Data entries:
-- START --
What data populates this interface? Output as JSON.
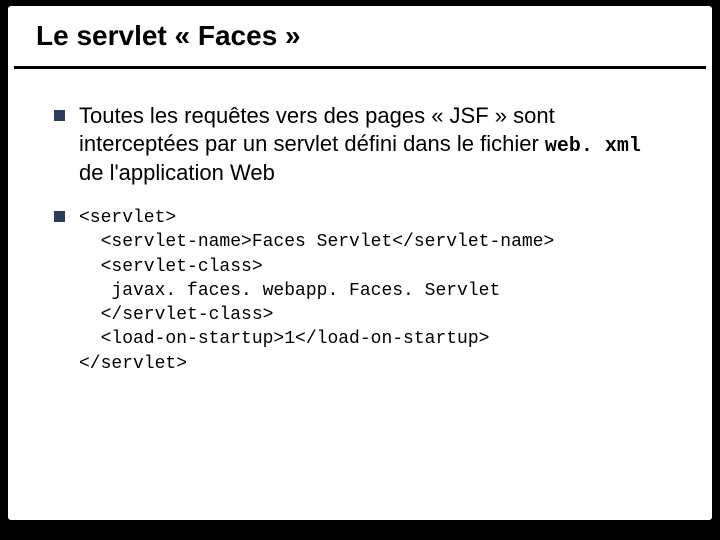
{
  "slide": {
    "title": "Le servlet « Faces »",
    "bullets": [
      {
        "text_before": "Toutes les requêtes vers des pages « JSF » sont interceptées par un servlet défini dans le fichier ",
        "code_inline": "web. xml",
        "text_after": " de l'application Web"
      }
    ],
    "code_block": "<servlet>\n  <servlet-name>Faces Servlet</servlet-name>\n  <servlet-class>\n   javax. faces. webapp. Faces. Servlet\n  </servlet-class>\n  <load-on-startup>1</load-on-startup>\n</servlet>"
  }
}
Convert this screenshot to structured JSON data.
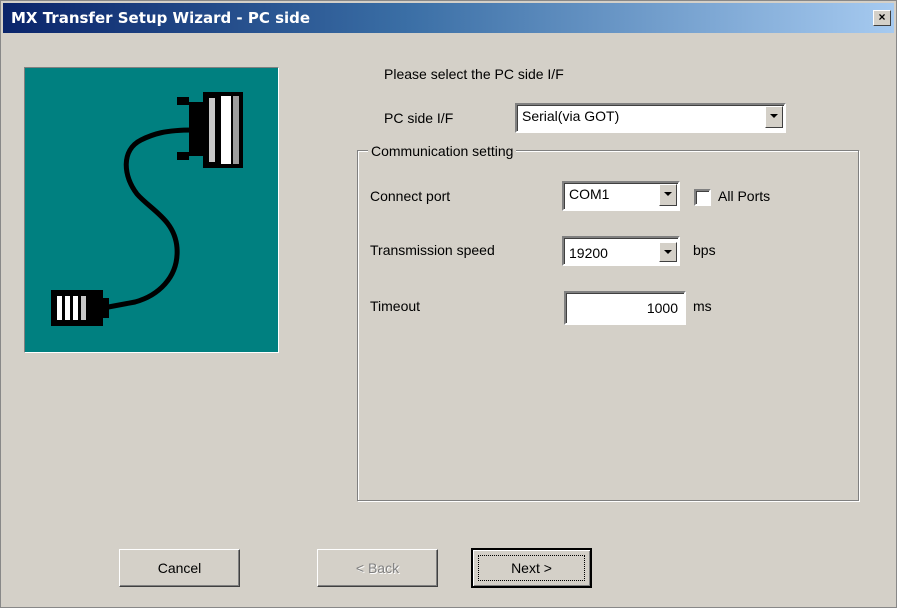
{
  "window": {
    "title": "MX Transfer Setup Wizard - PC side",
    "close_label": "×"
  },
  "illustration": {
    "description_icon": "serial-cable-icon",
    "bg_color": "#008080"
  },
  "pc_side": {
    "prompt": "Please select the PC side I/F",
    "label": "PC side I/F",
    "value": "Serial(via GOT)"
  },
  "communication": {
    "group_title": "Communication setting",
    "connect_port": {
      "label": "Connect port",
      "value": "COM1",
      "all_ports_label": "All Ports",
      "all_ports_checked": false
    },
    "speed": {
      "label": "Transmission speed",
      "value": "19200",
      "unit": "bps"
    },
    "timeout": {
      "label": "Timeout",
      "value": "1000",
      "unit": "ms"
    }
  },
  "buttons": {
    "cancel": "Cancel",
    "back": "< Back",
    "next": "Next >"
  }
}
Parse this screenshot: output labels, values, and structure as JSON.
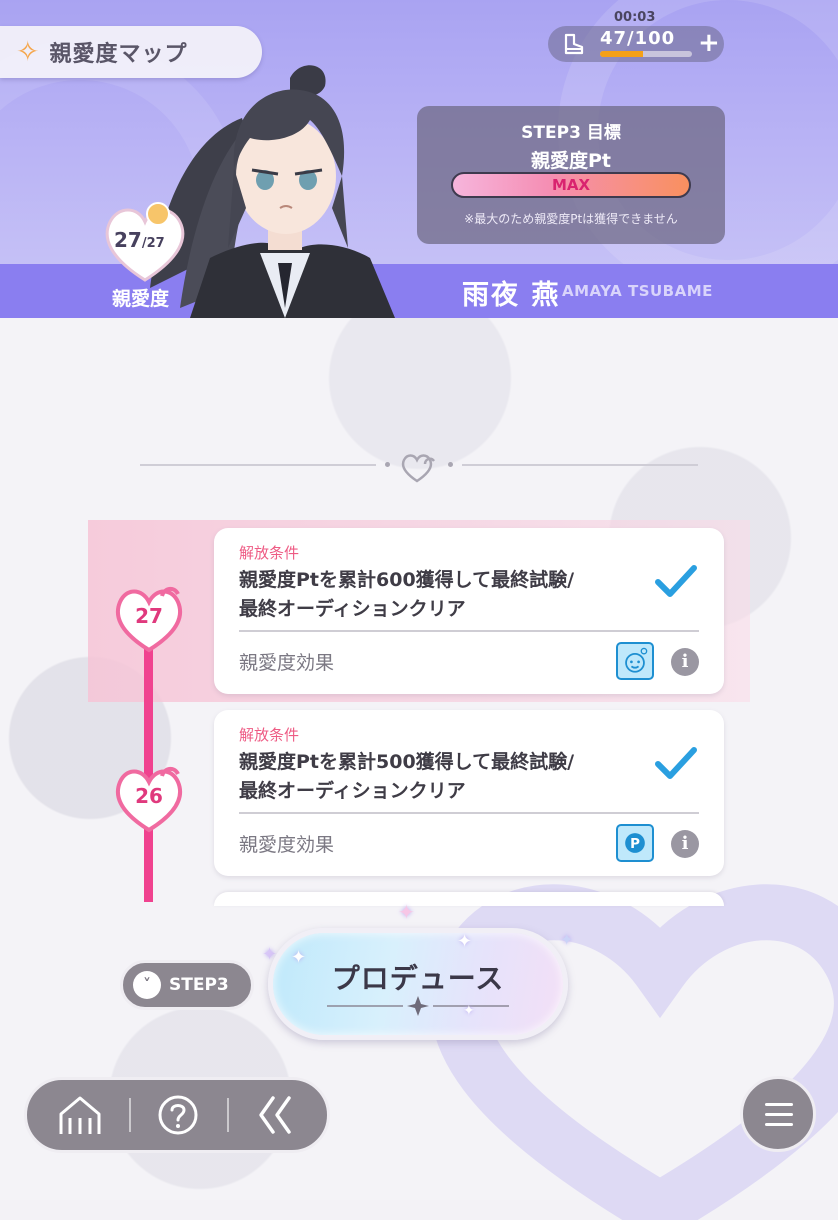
{
  "header": {
    "title": "親愛度マップ",
    "stamina_timer": "00:03",
    "stamina_count": "47/100",
    "stamina_fraction": 0.47,
    "stamina_plus": "+"
  },
  "step_goal": {
    "title": "STEP3 目標",
    "subtitle": "親愛度Pt",
    "status": "MAX",
    "note": "※最大のため親愛度Ptは獲得できません"
  },
  "character": {
    "name_jp": "雨夜 燕",
    "name_en": "AMAYA TSUBAME",
    "affinity_current": "27",
    "affinity_max": "/27",
    "affinity_label": "親愛度"
  },
  "levels": [
    {
      "level": "27",
      "condition_label": "解放条件",
      "condition_line1": "親愛度Ptを累計600獲得して最終試験/",
      "condition_line2": "最終オーディションクリア",
      "effect_label": "親愛度効果",
      "effect_icon": "face-icon",
      "completed": true
    },
    {
      "level": "26",
      "condition_label": "解放条件",
      "condition_line1": "親愛度Ptを累計500獲得して最終試験/",
      "condition_line2": "最終オーディションクリア",
      "effect_label": "親愛度効果",
      "effect_icon": "p-item-icon",
      "completed": true
    }
  ],
  "controls": {
    "step_toggle": "STEP3",
    "produce_label": "プロデュース",
    "info_glyph": "i"
  },
  "colors": {
    "accent_purple": "#8a7ef0",
    "accent_pink": "#f0428f",
    "check_blue": "#2a9fe0",
    "stamina_orange": "#f5a017"
  }
}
-- END --
■ **TASK GOAL**: Go through the lines above. Select every one that has the string "icon".

■ **FULL SOLUTION**:
    "description_icon": "serial-cable-icon",
      "effect_icon": "face-icon",
      "effect_icon": "p-item-icon",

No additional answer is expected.